*Baris Data*
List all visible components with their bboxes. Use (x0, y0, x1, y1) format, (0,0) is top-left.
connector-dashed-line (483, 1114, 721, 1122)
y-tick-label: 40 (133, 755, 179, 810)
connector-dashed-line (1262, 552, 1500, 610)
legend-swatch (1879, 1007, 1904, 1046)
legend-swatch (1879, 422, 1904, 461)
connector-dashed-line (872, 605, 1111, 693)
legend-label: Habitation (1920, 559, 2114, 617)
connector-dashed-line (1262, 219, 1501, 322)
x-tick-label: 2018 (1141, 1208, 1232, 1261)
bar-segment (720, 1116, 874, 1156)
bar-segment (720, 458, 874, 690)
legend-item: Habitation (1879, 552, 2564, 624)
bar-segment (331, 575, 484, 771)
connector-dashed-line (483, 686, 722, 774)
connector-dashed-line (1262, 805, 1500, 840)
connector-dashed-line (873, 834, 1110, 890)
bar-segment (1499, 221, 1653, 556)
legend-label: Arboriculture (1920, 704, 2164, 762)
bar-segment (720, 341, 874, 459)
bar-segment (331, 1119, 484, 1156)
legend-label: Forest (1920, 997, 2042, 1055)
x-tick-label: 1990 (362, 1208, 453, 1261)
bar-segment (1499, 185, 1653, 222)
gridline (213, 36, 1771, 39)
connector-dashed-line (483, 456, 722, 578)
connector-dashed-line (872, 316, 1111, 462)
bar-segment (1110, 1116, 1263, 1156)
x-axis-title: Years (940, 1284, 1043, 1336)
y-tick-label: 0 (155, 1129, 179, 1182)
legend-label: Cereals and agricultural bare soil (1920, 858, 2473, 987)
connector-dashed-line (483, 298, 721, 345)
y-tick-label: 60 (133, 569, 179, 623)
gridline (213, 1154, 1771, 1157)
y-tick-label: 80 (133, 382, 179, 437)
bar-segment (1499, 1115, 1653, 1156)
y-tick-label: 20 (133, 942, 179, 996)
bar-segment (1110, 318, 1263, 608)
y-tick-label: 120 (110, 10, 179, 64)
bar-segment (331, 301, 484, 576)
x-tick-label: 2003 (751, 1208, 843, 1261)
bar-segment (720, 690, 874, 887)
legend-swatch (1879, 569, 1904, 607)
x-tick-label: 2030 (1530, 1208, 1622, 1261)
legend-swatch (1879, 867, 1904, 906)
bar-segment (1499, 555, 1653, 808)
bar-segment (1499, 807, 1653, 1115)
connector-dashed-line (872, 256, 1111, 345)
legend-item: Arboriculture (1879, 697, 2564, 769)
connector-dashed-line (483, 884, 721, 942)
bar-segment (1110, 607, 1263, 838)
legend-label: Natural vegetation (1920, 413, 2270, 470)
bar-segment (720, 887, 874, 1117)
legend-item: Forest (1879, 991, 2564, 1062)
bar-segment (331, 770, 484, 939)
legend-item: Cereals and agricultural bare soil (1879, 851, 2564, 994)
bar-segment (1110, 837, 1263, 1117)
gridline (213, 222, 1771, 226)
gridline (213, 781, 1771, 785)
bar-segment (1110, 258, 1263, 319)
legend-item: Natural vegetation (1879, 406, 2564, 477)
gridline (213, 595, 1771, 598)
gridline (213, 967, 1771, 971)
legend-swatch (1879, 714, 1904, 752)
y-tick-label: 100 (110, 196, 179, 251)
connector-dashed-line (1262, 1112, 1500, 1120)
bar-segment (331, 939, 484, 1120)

*Isi Latihan*
Ambil baris-baris data mulai dari baris pertama sampai dengan baris yang memuat "bar-segment (720, 690, 874, 887)", termasuk kedua ujungnya, lalu tulis ulang tanpa perubahan sedikit pun.

*Latihan Selesai*
List all visible components with their bboxes. Use (x0, y0, x1, y1) format, (0,0) is top-left.
connector-dashed-line (483, 1114, 721, 1122)
y-tick-label: 40 (133, 755, 179, 810)
connector-dashed-line (1262, 552, 1500, 610)
legend-swatch (1879, 1007, 1904, 1046)
legend-swatch (1879, 422, 1904, 461)
connector-dashed-line (872, 605, 1111, 693)
legend-label: Habitation (1920, 559, 2114, 617)
connector-dashed-line (1262, 219, 1501, 322)
x-tick-label: 2018 (1141, 1208, 1232, 1261)
bar-segment (720, 1116, 874, 1156)
bar-segment (720, 458, 874, 690)
legend-item: Habitation (1879, 552, 2564, 624)
bar-segment (331, 575, 484, 771)
connector-dashed-line (483, 686, 722, 774)
connector-dashed-line (1262, 805, 1500, 840)
connector-dashed-line (873, 834, 1110, 890)
bar-segment (1499, 221, 1653, 556)
legend-label: Arboriculture (1920, 704, 2164, 762)
bar-segment (720, 341, 874, 459)
bar-segment (331, 1119, 484, 1156)
legend-label: Forest (1920, 997, 2042, 1055)
x-tick-label: 1990 (362, 1208, 453, 1261)
bar-segment (1499, 185, 1653, 222)
gridline (213, 36, 1771, 39)
connector-dashed-line (483, 456, 722, 578)
connector-dashed-line (872, 316, 1111, 462)
bar-segment (1110, 1116, 1263, 1156)
x-axis-title: Years (940, 1284, 1043, 1336)
y-tick-label: 0 (155, 1129, 179, 1182)
legend-label: Cereals and agricultural bare soil (1920, 858, 2473, 987)
connector-dashed-line (483, 298, 721, 345)
y-tick-label: 60 (133, 569, 179, 623)
gridline (213, 1154, 1771, 1157)
y-tick-label: 80 (133, 382, 179, 437)
bar-segment (1499, 1115, 1653, 1156)
y-tick-label: 20 (133, 942, 179, 996)
bar-segment (1110, 318, 1263, 608)
y-tick-label: 120 (110, 10, 179, 64)
bar-segment (331, 301, 484, 576)
x-tick-label: 2003 (751, 1208, 843, 1261)
bar-segment (720, 690, 874, 887)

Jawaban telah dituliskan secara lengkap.